Reproduce the listing below without changes, except that pictures are left out.
[START EXTRACTED RECORDS]
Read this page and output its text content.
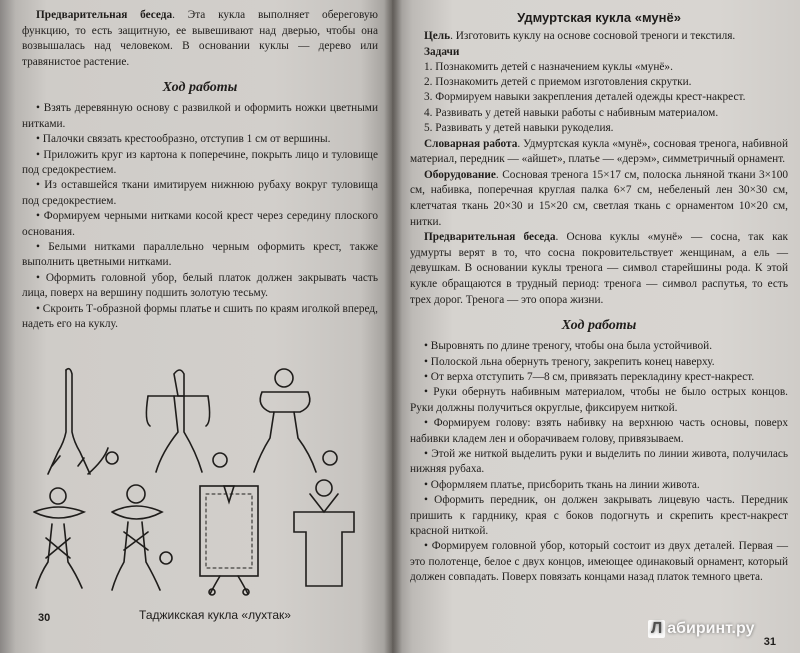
Предварительная беседа. Эта кукла выполняет обереговую функцию, то есть защитную, ее вывешивают над дверью, чтобы она возвышалась над человеком. В основании куклы — дерево или травянистое растение.

Ход работы
• Взять деревянную основу с развилкой и оформить ножки цветными нитками.
• Палочки связать крестообразно, отступив 1 см от вершины.
• Приложить круг из картона к поперечине, покрыть лицо и туловище под средокрестием.
• Из оставшейся ткани имитируем нижнюю рубаху вокруг туловища под средокрестием.
• Формируем черными нитками косой крест через середину плоского основания.
• Белыми нитками параллельно черным оформить крест, также выполнить цветными нитками.
• Оформить головной убор, белый платок должен закрывать часть лица, поверх на вершину подшить золотую тесьму.
• Скроить Т-образной формы платье и сшить по краям иголкой вперед, надеть его на куклу.
30	Таджикская кукла «лухтак»
Удмуртская кукла «мунё»

Цель. Изготовить куклу на основе сосновой треноги и текстиля.

Задачи
1. Познакомить детей с назначением куклы «мунё».
2. Познакомить детей с приемом изготовления скрутки.
3. Формируем навыки закрепления деталей одежды крест-накрест.
4. Развивать у детей навыки работы с набивным материалом.
5. Развивать у детей навыки рукоделия.

Словарная работа. Удмуртская кукла «мунё», сосновая тренога, набивной материал, передник — «айшет», платье — «дерэм», симметричный орнамент.

Оборудование. Сосновая тренога 15×17 см, полоска льняной ткани 3×100 см, набивка, поперечная круглая палка 6×7 см, небеленый лен 30×30 см, клетчатая ткань 20×30 и 15×20 см, светлая ткань с орнаментом 10×20 см, нитки.

Предварительная беседа. Основа куклы «мунё» — сосна, так как удмурты верят в то, что сосна покровительствует женщинам, а ель — девушкам. В основании куклы тренога — символ старейшины рода. К этой кукле обращаются в трудный период: тренога — символ распутья, то есть трех дорог. Тренога — это опора жизни.

Ход работы
• Выровнять по длине треногу, чтобы она была устойчивой.
• Полоской льна обернуть треногу, закрепить конец наверху.
• От верха отступить 7—8 см, привязать перекладину крест-накрест.
• Руки обернуть набивным материалом, чтобы не было острых концов. Руки должны получиться округлые, фиксируем ниткой.
• Формируем голову: взять набивку на верхнюю часть основы, поверх набивки кладем лен и оборачиваем голову, привязываем.
• Этой же ниткой выделить руки и выделить по линии живота, получилась нижняя рубаха.
• Оформляем платье, присборить ткань на линии живота.
• Оформить передник, он должен закрывать лицевую часть. Передник пришить к гарднику, края с боков подогнуть и скрепить крест-накрест красной ниткой.
• Формируем головной убор, который состоит из двух деталей. Первая — это полотенце, белое с двух концов, имеющее одинаковый орнамент, который должен совпадать. Поверх повязать концами назад платок темного цвета.
31
Л абиринт.ру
[END EXTRACTED RECORDS]
SOLUTION FOR THIS TASK —
Read this page and output its text content.
Предварительная беседа. Эта кукла выполняет обереговую функцию, то есть защитную, ее вывешивают над дверью, чтобы она возвышалась над человеком. В основании куклы — дерево или травянистое растение.

Ход работы
• Взять деревянную основу с развилкой и оформить ножки цветными нитками.
• Палочки связать крестообразно, отступив 1 см от вершины.
• Приложить круг из картона к поперечине, покрыть лицо и туловище под средокрестием.
• Из оставшейся ткани имитируем нижнюю рубаху вокруг туловища под средокрестием.
• Формируем черными нитками косой крест через середину плоского основания.
• Белыми нитками параллельно черным оформить крест, также выполнить цветными нитками.
• Оформить головной убор, белый платок должен закрывать часть лица, поверх на вершину подшить золотую тесьму.
• Скроить Т-образной формы платье и сшить по краям иголкой вперед, надеть его на куклу.
30	Таджикская кукла «лухтак»
Удмуртская кукла «мунё»

Цель. Изготовить куклу на основе сосновой треноги и текстиля.

Задачи
1. Познакомить детей с назначением куклы «мунё».
2. Познакомить детей с приемом изготовления скрутки.
3. Формируем навыки закрепления деталей одежды крест-накрест.
4. Развивать у детей навыки работы с набивным материалом.
5. Развивать у детей навыки рукоделия.

Словарная работа. Удмуртская кукла «мунё», сосновая тренога, набивной материал, передник — «айшет», платье — «дерэм», симметричный орнамент.

Оборудование. Сосновая тренога 15×17 см, полоска льняной ткани 3×100 см, набивка, поперечная круглая палка 6×7 см, небеленый лен 30×30 см, клетчатая ткань 20×30 и 15×20 см, светлая ткань с орнаментом 10×20 см, нитки.

Предварительная беседа. Основа куклы «мунё» — сосна, так как удмурты верят в то, что сосна покровительствует женщинам, а ель — девушкам. В основании куклы тренога — символ старейшины рода. К этой кукле обращаются в трудный период: тренога — символ распутья, то есть трех дорог. Тренога — это опора жизни.

Ход работы
• Выровнять по длине треногу, чтобы она была устойчивой.
• Полоской льна обернуть треногу, закрепить конец наверху.
• От верха отступить 7—8 см, привязать перекладину крест-накрест.
• Руки обернуть набивным материалом, чтобы не было острых концов. Руки должны получиться округлые, фиксируем ниткой.
• Формируем голову: взять набивку на верхнюю часть основы, поверх набивки кладем лен и оборачиваем голову, привязываем.
• Этой же ниткой выделить руки и выделить по линии живота, получилась нижняя рубаха.
• Оформляем платье, присборить ткань на линии живота.
• Оформить передник, он должен закрывать лицевую часть. Передник пришить к гарднику, края с боков подогнуть и скрепить крест-накрест красной ниткой.
• Формируем головной убор, который состоит из двух деталей. Первая — это полотенце, белое с двух концов, имеющее одинаковый орнамент, который должен совпадать. Поверх повязать концами назад платок темного цвета.
31
Л абиринт.ру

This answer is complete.